— BEGIN MATERIAL SUPPLIED —

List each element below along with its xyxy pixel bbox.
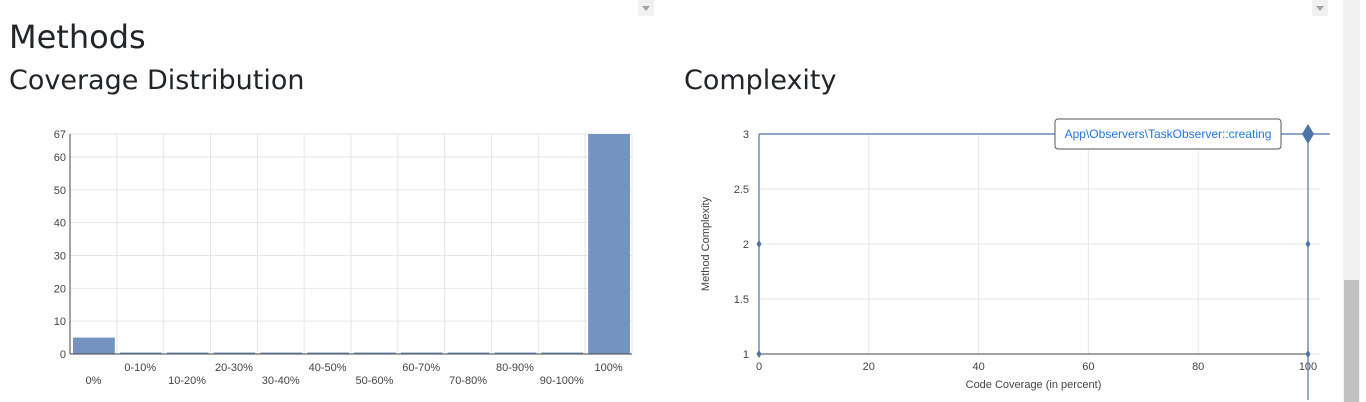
- bar-10-20%: [166, 352, 209, 354]
- bar-y-tick-label: 20: [54, 283, 66, 295]
- sc-x-tick-label: 20: [863, 361, 875, 373]
- bar-40-50%: [307, 352, 349, 354]
- bar-x-tick-label: 60-70%: [402, 362, 440, 374]
- bar-y-tick-label: 60: [54, 152, 66, 164]
- bar-80-90%: [494, 352, 537, 354]
- bar-x-tick-label: 50-60%: [355, 375, 393, 387]
- sc-y-tick-label: 1: [743, 349, 749, 361]
- bar-x-tick-label: 20-30%: [215, 362, 253, 374]
- bar-x-tick-label: 30-40%: [262, 375, 300, 387]
- bar-x-tick-label: 100%: [595, 362, 623, 374]
- bar-y-tick-label: 0: [60, 349, 66, 361]
- coverage-distribution-chart: 0 10 20 30 40 50 60 67 0% 0-10% 10-20% 20-30% 30-40%…: [54, 129, 633, 387]
- complexity-title: Complexity: [684, 65, 837, 96]
- bar-70-80%: [447, 352, 490, 354]
- sc-y-tick-label: 2: [743, 239, 749, 251]
- page-scrollbar[interactable]: [1343, 0, 1360, 402]
- sc-x-tick-label: 80: [1192, 361, 1204, 373]
- page-title: Methods: [9, 18, 146, 56]
- sc-tooltip-box: [1054, 118, 1282, 150]
- bar-y-tick-label: 30: [54, 250, 66, 262]
- bar-60-70%: [400, 352, 443, 354]
- bar-y-tick-label: 67: [54, 129, 66, 141]
- sc-y-axis-title: Method Complexity: [700, 196, 712, 291]
- sc-x-tick-label: 60: [1082, 361, 1094, 373]
- bar-x-tick-label: 80-90%: [496, 362, 534, 374]
- sc-x-tick-label: 40: [972, 361, 984, 373]
- bar-50-60%: [354, 352, 396, 354]
- bar-x-tick-label: 40-50%: [309, 362, 347, 374]
- bar-x-tick-label: 0-10%: [124, 362, 156, 374]
- bar-x-tick-label: 10-20%: [168, 375, 206, 387]
- bar-20-30%: [213, 352, 256, 354]
- page-scrollbar-thumb[interactable]: [1344, 280, 1359, 402]
- bar-x-tick-label: 0%: [85, 375, 101, 387]
- bar-100%: [588, 134, 630, 354]
- bar-30-40%: [260, 352, 303, 354]
- bar-y-tick-label: 50: [54, 185, 66, 197]
- sc-tooltip-text: App\Observers\TaskObserver::creating: [1065, 127, 1272, 141]
- bar-0-10%: [119, 352, 162, 354]
- bar-0%: [73, 337, 115, 354]
- bar-x-tick-label: 70-80%: [449, 375, 487, 387]
- coverage-distribution-title: Coverage Distribution: [9, 65, 305, 96]
- sc-y-tick-label: 1.5: [734, 294, 749, 306]
- sc-y-tick-label: 3: [743, 129, 749, 141]
- bar-x-tick-label: 90-100%: [540, 375, 584, 387]
- complexity-panel-scroll-arrow[interactable]: [1312, 0, 1328, 16]
- bar-y-tick-label: 10: [54, 316, 66, 328]
- sc-y-tick-label: 2.5: [734, 184, 749, 196]
- sc-x-tick-label: 0: [756, 361, 762, 373]
- bar-90-100%: [541, 352, 584, 354]
- sc-x-axis-title: Code Coverage (in percent): [966, 379, 1102, 391]
- coverage-panel-scroll-arrow[interactable]: [638, 0, 654, 16]
- bar-y-tick-label: 40: [54, 218, 66, 230]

— END MATERIAL SUPPLIED —

Rewrite the records above with every "Method Complexity" replaced by "Method Difficulty" and everything else unchanged, leaving out the pictures.

WRITTEN ANSWER:
List each element below along with its xyxy pixel bbox.
- bar-10-20%: [166, 352, 209, 354]
- bar-y-tick-label: 20: [54, 283, 66, 295]
- sc-x-tick-label: 20: [863, 361, 875, 373]
- bar-40-50%: [307, 352, 349, 354]
- bar-x-tick-label: 60-70%: [402, 362, 440, 374]
- bar-y-tick-label: 60: [54, 152, 66, 164]
- bar-80-90%: [494, 352, 537, 354]
- bar-x-tick-label: 50-60%: [355, 375, 393, 387]
- sc-y-tick-label: 1: [743, 349, 749, 361]
- bar-x-tick-label: 20-30%: [215, 362, 253, 374]
- bar-x-tick-label: 30-40%: [262, 375, 300, 387]
- bar-x-tick-label: 100%: [595, 362, 623, 374]
- bar-y-tick-label: 0: [60, 349, 66, 361]
- coverage-distribution-chart: 0 10 20 30 40 50 60 67 0% 0-10% 10-20% 20-30% 30-40%…: [54, 129, 633, 387]
- complexity-title: Complexity: [684, 65, 837, 96]
- bar-70-80%: [447, 352, 490, 354]
- sc-y-tick-label: 2: [743, 239, 749, 251]
- page-scrollbar[interactable]: [1343, 0, 1360, 402]
- sc-x-tick-label: 80: [1192, 361, 1204, 373]
- page-title: Methods: [9, 18, 146, 56]
- sc-tooltip-box: [1054, 118, 1282, 150]
- bar-y-tick-label: 30: [54, 250, 66, 262]
- bar-60-70%: [400, 352, 443, 354]
- bar-y-tick-label: 67: [54, 129, 66, 141]
- sc-y-axis-title: Method Difficulty: [700, 196, 712, 291]
- sc-x-tick-label: 60: [1082, 361, 1094, 373]
- bar-x-tick-label: 80-90%: [496, 362, 534, 374]
- sc-x-tick-label: 40: [972, 361, 984, 373]
- bar-50-60%: [354, 352, 396, 354]
- bar-x-tick-label: 40-50%: [309, 362, 347, 374]
- bar-x-tick-label: 0-10%: [124, 362, 156, 374]
- bar-x-tick-label: 10-20%: [168, 375, 206, 387]
- bar-20-30%: [213, 352, 256, 354]
- page-scrollbar-thumb[interactable]: [1344, 280, 1359, 402]
- bar-x-tick-label: 0%: [85, 375, 101, 387]
- bar-100%: [588, 134, 630, 354]
- bar-30-40%: [260, 352, 303, 354]
- bar-y-tick-label: 50: [54, 185, 66, 197]
- sc-tooltip-text: App\Observers\TaskObserver::creating: [1065, 127, 1272, 141]
- bar-0-10%: [119, 352, 162, 354]
- bar-0%: [73, 337, 115, 354]
- bar-x-tick-label: 70-80%: [449, 375, 487, 387]
- coverage-distribution-title: Coverage Distribution: [9, 65, 305, 96]
- sc-y-tick-label: 1.5: [734, 294, 749, 306]
- sc-y-tick-label: 3: [743, 129, 749, 141]
- bar-x-tick-label: 90-100%: [540, 375, 584, 387]
- complexity-panel-scroll-arrow[interactable]: [1312, 0, 1328, 16]
- bar-y-tick-label: 10: [54, 316, 66, 328]
- sc-y-tick-label: 2.5: [734, 184, 749, 196]
- sc-x-tick-label: 0: [756, 361, 762, 373]
- bar-90-100%: [541, 352, 584, 354]
- sc-x-axis-title: Code Coverage (in percent): [966, 379, 1102, 391]
- coverage-panel-scroll-arrow[interactable]: [638, 0, 654, 16]
- bar-y-tick-label: 40: [54, 218, 66, 230]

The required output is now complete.